▶ [Extracted records]
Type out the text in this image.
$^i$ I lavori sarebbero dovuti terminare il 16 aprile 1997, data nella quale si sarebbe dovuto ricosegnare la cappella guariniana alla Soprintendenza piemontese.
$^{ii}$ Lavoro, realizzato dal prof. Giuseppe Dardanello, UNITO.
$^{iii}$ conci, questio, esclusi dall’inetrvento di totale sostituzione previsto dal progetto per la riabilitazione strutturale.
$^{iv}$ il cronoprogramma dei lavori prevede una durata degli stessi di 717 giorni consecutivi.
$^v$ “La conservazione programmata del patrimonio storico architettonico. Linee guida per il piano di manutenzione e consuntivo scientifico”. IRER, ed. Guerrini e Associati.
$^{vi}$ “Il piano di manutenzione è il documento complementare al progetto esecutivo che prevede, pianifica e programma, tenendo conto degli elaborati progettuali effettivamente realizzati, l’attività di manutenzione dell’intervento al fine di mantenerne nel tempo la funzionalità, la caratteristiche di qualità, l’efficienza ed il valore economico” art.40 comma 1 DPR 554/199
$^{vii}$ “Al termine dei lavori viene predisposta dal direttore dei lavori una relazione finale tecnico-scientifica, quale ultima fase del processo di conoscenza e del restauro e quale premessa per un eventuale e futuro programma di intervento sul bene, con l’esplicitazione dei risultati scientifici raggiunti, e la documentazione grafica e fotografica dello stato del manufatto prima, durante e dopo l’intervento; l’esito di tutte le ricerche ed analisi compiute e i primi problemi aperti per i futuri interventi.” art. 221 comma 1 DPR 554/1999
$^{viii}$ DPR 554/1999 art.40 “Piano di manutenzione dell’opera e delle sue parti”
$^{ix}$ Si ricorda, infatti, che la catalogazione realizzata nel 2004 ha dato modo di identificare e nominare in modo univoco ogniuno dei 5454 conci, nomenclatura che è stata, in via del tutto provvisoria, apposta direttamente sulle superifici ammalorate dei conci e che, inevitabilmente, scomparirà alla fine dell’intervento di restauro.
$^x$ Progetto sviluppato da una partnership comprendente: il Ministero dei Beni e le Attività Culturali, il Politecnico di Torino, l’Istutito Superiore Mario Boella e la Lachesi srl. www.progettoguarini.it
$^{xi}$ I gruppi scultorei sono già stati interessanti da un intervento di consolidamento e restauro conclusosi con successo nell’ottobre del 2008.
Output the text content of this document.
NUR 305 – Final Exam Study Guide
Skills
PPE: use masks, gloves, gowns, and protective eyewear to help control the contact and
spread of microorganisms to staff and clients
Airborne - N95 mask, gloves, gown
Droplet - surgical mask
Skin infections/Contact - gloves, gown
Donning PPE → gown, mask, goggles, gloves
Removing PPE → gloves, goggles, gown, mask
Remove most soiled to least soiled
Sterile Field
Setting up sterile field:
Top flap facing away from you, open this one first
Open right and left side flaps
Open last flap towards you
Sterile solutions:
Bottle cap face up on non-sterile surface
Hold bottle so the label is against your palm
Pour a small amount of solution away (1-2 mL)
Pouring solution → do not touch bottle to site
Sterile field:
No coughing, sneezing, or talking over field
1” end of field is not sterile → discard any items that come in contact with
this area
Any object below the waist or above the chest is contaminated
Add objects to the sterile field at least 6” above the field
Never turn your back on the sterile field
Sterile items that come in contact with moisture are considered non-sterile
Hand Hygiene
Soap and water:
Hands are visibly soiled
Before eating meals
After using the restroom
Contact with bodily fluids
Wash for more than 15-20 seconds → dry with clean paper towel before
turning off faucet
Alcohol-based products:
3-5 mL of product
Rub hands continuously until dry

▶ [Task prompt] Give back, unchanged, every line from the one with "Output the text content of this document." to the end of the entries above.

▶ [Worked answer]
Output the text content of this document.
NUR 305 – Final Exam Study Guide
Skills
PPE: use masks, gloves, gowns, and protective eyewear to help control the contact and
spread of microorganisms to staff and clients
Airborne - N95 mask, gloves, gown
Droplet - surgical mask
Skin infections/Contact - gloves, gown
Donning PPE → gown, mask, goggles, gloves
Removing PPE → gloves, goggles, gown, mask
Remove most soiled to least soiled
Sterile Field
Setting up sterile field:
Top flap facing away from you, open this one first
Open right and left side flaps
Open last flap towards you
Sterile solutions:
Bottle cap face up on non-sterile surface
Hold bottle so the label is against your palm
Pour a small amount of solution away (1-2 mL)
Pouring solution → do not touch bottle to site
Sterile field:
No coughing, sneezing, or talking over field
1” end of field is not sterile → discard any items that come in contact with
this area
Any object below the waist or above the chest is contaminated
Add objects to the sterile field at least 6” above the field
Never turn your back on the sterile field
Sterile items that come in contact with moisture are considered non-sterile
Hand Hygiene
Soap and water:
Hands are visibly soiled
Before eating meals
After using the restroom
Contact with bodily fluids
Wash for more than 15-20 seconds → dry with clean paper towel before
turning off faucet
Alcohol-based products:
3-5 mL of product
Rub hands continuously until dry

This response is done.